Figure dataset records:
- - - - -
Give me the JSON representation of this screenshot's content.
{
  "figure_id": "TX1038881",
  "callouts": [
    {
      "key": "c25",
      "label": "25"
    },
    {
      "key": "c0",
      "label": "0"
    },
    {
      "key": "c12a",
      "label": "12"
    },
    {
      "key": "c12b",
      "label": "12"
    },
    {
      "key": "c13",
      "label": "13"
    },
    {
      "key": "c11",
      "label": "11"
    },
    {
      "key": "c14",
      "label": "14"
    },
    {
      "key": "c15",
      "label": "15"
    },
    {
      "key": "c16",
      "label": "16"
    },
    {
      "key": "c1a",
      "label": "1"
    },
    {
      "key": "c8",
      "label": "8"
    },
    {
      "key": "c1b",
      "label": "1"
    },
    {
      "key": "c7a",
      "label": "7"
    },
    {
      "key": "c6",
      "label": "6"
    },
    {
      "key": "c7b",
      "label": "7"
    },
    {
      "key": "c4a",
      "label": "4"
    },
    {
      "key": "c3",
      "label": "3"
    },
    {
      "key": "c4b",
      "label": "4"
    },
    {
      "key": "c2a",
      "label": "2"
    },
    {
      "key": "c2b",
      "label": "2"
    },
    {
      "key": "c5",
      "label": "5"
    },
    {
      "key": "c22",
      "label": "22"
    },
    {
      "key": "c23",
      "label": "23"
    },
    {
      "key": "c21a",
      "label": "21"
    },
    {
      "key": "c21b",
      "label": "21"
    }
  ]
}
- - - - -
WRITTEN EXERCISE — Copy out the whole listing exactly as written.

RESULT OF THIS TASK —
Give me the JSON representation of this screenshot's content.
{
  "figure_id": "TX1038881",
  "callouts": [
    {
      "key": "c25",
      "label": "25"
    },
    {
      "key": "c0",
      "label": "0"
    },
    {
      "key": "c12a",
      "label": "12"
    },
    {
      "key": "c12b",
      "label": "12"
    },
    {
      "key": "c13",
      "label": "13"
    },
    {
      "key": "c11",
      "label": "11"
    },
    {
      "key": "c14",
      "label": "14"
    },
    {
      "key": "c15",
      "label": "15"
    },
    {
      "key": "c16",
      "label": "16"
    },
    {
      "key": "c1a",
      "label": "1"
    },
    {
      "key": "c8",
      "label": "8"
    },
    {
      "key": "c1b",
      "label": "1"
    },
    {
      "key": "c7a",
      "label": "7"
    },
    {
      "key": "c6",
      "label": "6"
    },
    {
      "key": "c7b",
      "label": "7"
    },
    {
      "key": "c4a",
      "label": "4"
    },
    {
      "key": "c3",
      "label": "3"
    },
    {
      "key": "c4b",
      "label": "4"
    },
    {
      "key": "c2a",
      "label": "2"
    },
    {
      "key": "c2b",
      "label": "2"
    },
    {
      "key": "c5",
      "label": "5"
    },
    {
      "key": "c22",
      "label": "22"
    },
    {
      "key": "c23",
      "label": "23"
    },
    {
      "key": "c21a",
      "label": "21"
    },
    {
      "key": "c21b",
      "label": "21"
    }
  ]
}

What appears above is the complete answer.